__What the task asks__
In the material below, count the lines with the word "placeholder" and state that number only.

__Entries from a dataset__
§ §
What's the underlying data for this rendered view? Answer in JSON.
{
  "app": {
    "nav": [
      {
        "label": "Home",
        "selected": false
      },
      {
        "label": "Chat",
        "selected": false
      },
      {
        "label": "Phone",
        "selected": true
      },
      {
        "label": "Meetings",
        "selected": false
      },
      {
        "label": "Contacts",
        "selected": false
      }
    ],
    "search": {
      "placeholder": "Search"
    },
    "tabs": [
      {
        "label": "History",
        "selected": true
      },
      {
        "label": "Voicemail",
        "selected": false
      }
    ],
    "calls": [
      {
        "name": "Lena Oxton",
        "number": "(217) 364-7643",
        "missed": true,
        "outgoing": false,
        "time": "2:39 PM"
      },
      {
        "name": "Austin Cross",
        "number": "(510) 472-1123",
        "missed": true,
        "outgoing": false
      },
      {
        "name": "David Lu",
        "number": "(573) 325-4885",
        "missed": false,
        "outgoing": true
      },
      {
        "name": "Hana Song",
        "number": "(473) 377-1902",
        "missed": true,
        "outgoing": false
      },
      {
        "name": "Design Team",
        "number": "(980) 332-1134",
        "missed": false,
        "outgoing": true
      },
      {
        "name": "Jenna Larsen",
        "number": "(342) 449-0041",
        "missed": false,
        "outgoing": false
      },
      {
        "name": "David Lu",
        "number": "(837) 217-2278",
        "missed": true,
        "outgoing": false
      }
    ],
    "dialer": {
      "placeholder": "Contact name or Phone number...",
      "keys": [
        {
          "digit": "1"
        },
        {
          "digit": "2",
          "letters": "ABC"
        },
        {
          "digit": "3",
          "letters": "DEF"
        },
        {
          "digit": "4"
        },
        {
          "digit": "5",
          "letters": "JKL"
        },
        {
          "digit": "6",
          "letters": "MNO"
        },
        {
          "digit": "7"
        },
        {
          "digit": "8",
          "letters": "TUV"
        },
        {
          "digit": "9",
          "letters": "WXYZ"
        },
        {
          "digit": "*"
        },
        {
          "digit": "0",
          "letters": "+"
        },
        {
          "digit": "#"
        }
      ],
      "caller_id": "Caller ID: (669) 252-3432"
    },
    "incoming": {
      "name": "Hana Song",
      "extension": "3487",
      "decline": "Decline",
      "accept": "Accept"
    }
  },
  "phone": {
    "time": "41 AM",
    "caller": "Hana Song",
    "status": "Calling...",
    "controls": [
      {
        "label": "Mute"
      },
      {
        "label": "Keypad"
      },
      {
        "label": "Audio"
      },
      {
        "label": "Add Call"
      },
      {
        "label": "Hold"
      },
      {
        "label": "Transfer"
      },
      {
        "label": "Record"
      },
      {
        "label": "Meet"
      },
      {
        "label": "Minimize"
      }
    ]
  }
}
§ §
__Answer to the exercise__
2